-- begin --
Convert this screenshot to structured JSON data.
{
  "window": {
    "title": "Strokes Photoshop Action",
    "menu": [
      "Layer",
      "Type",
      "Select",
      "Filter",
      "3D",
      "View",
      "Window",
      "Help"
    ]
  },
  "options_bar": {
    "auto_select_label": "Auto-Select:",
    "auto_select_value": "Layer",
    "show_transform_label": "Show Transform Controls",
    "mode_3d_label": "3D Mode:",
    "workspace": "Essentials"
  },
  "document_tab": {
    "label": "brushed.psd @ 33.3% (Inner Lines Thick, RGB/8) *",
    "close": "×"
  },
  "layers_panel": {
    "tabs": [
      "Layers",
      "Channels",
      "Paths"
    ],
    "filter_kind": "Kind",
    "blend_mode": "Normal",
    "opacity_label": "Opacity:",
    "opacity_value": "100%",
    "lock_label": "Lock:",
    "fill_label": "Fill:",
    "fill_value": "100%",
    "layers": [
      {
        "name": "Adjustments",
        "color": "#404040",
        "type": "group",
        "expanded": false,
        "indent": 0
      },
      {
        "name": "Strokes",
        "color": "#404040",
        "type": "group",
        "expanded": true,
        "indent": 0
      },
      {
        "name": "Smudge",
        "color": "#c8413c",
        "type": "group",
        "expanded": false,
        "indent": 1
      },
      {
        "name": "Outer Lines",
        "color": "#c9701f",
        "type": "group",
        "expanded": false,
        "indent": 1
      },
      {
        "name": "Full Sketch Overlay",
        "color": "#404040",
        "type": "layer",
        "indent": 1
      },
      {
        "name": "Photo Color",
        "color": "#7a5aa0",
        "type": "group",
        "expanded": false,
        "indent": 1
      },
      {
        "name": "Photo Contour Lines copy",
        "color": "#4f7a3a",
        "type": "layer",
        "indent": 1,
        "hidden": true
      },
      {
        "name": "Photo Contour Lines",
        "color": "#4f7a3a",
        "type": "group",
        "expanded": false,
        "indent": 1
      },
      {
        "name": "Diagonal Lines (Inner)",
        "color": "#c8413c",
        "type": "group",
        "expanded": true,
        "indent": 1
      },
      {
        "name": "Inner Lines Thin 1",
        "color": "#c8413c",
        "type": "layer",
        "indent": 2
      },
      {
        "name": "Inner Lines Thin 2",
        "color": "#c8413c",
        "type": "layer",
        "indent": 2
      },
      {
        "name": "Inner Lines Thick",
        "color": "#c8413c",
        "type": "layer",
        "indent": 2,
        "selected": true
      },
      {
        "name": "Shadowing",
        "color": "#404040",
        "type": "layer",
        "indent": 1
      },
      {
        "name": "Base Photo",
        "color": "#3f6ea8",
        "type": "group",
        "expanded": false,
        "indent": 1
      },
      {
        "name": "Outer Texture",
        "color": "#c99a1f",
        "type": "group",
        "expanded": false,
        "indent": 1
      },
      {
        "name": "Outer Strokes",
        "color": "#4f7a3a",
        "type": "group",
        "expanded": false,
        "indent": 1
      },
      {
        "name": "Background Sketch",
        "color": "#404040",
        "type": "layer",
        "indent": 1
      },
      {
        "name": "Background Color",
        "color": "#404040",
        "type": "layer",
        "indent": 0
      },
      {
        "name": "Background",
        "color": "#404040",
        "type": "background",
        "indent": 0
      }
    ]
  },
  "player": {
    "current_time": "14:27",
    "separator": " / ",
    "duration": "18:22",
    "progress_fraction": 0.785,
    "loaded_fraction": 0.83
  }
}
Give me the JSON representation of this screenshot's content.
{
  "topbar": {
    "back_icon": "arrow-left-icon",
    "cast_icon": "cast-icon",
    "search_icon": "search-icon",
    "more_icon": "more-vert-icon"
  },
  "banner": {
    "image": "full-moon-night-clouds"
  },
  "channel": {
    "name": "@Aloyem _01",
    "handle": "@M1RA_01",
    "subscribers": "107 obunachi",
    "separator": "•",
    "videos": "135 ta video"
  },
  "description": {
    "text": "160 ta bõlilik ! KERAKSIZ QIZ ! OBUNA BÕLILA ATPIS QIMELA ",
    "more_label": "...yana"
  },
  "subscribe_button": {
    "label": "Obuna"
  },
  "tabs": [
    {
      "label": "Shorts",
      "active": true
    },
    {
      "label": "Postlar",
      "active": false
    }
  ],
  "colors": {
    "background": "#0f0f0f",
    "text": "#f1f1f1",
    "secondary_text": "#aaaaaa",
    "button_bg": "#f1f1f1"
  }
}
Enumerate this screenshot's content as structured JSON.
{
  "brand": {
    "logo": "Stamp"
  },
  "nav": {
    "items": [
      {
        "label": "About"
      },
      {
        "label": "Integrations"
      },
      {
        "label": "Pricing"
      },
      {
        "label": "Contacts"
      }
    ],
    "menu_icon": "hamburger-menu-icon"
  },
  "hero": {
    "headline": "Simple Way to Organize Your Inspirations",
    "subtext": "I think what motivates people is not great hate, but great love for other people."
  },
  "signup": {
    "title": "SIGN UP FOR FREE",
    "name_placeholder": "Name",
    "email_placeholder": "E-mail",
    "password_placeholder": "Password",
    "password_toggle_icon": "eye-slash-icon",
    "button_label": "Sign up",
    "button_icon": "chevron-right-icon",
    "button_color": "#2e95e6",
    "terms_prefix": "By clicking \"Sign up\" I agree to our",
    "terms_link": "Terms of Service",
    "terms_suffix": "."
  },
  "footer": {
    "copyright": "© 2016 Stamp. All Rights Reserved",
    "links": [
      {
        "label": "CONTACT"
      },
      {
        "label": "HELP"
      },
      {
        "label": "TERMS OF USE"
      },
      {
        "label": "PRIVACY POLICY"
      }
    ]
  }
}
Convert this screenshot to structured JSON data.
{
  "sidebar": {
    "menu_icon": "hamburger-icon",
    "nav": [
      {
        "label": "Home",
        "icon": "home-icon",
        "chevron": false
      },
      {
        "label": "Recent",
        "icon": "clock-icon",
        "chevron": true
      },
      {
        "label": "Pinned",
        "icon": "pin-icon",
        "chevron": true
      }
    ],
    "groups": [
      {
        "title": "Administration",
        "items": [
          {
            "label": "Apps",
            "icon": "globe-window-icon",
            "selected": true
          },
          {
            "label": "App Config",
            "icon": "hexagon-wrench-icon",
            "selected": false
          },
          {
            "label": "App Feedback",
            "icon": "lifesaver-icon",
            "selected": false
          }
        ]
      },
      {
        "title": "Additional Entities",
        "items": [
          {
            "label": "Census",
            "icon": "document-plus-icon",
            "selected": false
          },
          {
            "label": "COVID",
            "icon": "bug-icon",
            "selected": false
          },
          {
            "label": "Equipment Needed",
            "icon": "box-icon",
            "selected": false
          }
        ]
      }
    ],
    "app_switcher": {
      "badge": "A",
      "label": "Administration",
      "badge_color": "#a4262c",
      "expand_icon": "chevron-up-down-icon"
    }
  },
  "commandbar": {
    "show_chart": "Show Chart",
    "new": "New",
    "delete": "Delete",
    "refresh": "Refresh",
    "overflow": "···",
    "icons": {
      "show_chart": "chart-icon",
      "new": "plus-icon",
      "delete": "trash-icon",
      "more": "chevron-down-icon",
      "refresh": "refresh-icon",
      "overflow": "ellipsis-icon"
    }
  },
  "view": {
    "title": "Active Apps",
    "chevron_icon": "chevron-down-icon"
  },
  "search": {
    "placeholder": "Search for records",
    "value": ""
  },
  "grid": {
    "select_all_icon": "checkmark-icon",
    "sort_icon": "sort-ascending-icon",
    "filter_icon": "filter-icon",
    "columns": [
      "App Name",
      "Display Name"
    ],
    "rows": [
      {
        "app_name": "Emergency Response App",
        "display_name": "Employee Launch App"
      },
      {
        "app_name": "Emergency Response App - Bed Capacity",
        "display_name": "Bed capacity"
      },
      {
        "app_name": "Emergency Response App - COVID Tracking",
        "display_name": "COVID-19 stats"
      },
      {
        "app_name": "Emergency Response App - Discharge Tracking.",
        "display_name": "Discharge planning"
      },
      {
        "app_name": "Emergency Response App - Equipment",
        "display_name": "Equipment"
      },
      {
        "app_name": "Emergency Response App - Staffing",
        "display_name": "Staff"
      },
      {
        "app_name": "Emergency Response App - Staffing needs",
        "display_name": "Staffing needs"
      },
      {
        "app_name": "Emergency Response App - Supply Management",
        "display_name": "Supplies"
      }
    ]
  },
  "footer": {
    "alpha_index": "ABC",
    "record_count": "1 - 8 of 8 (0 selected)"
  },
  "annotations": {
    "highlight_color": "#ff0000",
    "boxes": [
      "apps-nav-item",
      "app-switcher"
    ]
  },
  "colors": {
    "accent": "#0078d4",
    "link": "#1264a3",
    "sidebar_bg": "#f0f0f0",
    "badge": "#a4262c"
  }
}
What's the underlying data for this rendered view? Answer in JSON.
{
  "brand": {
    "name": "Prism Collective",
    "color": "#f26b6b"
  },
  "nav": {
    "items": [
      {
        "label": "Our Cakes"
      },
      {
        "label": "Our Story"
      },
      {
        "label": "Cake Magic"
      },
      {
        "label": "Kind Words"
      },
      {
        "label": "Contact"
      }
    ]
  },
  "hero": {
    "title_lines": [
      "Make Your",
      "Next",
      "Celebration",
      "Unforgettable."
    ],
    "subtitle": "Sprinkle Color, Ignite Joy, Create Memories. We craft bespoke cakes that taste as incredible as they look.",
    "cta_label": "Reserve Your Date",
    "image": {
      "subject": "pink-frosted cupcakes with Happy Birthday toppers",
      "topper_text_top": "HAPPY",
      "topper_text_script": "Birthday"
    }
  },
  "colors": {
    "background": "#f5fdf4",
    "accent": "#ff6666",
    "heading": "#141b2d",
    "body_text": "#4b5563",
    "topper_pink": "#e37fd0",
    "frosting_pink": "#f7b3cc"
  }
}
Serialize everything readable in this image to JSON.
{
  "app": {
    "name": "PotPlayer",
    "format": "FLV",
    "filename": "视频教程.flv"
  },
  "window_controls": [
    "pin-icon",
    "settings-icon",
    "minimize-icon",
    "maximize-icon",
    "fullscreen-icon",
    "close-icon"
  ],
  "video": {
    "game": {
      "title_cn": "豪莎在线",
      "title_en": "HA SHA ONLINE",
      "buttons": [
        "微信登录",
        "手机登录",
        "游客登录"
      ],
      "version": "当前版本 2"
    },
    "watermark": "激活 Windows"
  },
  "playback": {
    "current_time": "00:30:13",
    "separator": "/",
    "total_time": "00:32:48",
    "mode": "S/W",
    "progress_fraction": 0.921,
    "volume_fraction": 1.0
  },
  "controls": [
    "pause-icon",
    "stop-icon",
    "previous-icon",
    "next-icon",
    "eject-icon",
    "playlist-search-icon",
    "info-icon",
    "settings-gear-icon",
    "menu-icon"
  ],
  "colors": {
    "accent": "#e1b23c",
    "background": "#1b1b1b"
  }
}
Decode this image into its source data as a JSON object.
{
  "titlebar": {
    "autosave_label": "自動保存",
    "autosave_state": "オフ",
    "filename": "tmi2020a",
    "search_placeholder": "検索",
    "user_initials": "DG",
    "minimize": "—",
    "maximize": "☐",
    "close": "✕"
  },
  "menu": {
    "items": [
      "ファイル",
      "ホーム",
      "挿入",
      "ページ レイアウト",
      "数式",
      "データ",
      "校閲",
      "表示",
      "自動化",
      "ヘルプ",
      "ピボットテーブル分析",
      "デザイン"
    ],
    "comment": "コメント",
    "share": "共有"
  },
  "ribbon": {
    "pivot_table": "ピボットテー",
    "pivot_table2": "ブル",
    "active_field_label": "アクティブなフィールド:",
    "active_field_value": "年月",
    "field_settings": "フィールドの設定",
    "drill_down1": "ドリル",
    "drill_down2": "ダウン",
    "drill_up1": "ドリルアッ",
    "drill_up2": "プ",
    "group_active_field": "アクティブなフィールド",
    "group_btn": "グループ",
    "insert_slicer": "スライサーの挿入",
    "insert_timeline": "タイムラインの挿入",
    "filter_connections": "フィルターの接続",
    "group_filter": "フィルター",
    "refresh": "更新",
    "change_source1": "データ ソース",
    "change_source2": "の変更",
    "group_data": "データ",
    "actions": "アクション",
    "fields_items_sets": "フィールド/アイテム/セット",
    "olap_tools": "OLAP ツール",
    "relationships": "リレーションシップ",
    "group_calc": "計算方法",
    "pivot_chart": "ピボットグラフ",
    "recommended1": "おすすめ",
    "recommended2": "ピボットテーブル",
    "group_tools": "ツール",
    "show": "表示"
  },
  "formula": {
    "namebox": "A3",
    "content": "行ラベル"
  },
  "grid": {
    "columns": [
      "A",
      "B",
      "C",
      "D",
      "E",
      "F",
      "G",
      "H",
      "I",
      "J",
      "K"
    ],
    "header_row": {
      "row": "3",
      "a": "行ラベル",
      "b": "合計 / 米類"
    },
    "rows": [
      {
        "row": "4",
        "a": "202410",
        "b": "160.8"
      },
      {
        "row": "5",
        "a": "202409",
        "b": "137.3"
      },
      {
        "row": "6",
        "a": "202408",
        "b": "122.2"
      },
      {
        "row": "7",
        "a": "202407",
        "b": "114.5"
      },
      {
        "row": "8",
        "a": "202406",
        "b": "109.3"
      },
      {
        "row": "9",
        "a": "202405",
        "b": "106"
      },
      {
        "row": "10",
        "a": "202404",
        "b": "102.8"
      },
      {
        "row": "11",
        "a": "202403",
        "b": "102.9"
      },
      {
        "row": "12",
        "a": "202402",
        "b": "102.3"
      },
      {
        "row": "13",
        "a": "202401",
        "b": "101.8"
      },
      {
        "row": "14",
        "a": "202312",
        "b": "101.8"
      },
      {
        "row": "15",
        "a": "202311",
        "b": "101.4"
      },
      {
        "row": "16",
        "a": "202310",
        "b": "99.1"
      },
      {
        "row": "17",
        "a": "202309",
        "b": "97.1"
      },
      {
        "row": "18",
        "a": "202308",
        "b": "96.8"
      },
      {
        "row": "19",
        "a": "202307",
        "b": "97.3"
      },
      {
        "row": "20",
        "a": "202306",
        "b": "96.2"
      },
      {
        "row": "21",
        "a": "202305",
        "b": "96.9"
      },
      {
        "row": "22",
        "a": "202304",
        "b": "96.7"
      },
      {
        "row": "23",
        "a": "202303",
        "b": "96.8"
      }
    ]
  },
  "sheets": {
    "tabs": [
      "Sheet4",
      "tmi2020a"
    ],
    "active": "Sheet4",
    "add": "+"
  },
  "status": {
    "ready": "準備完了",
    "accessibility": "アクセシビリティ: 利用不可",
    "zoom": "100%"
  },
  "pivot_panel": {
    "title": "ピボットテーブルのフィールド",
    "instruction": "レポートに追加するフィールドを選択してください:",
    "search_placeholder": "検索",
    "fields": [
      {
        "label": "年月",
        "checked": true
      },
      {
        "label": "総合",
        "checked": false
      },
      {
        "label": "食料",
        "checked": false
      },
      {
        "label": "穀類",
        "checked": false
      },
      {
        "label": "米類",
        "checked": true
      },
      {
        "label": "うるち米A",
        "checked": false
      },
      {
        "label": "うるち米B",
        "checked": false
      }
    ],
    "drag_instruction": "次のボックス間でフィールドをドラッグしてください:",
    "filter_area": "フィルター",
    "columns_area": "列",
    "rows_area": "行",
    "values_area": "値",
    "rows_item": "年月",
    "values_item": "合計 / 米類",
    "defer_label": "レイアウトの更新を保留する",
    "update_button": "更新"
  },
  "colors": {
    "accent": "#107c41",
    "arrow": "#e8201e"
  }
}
-- end --
*What you should do:* Every line of the records that includes the word "refresh" should be gathered.

*Expected output:*
    "refresh": "Refresh",
      "refresh": "refresh-icon",
    "refresh": "更新",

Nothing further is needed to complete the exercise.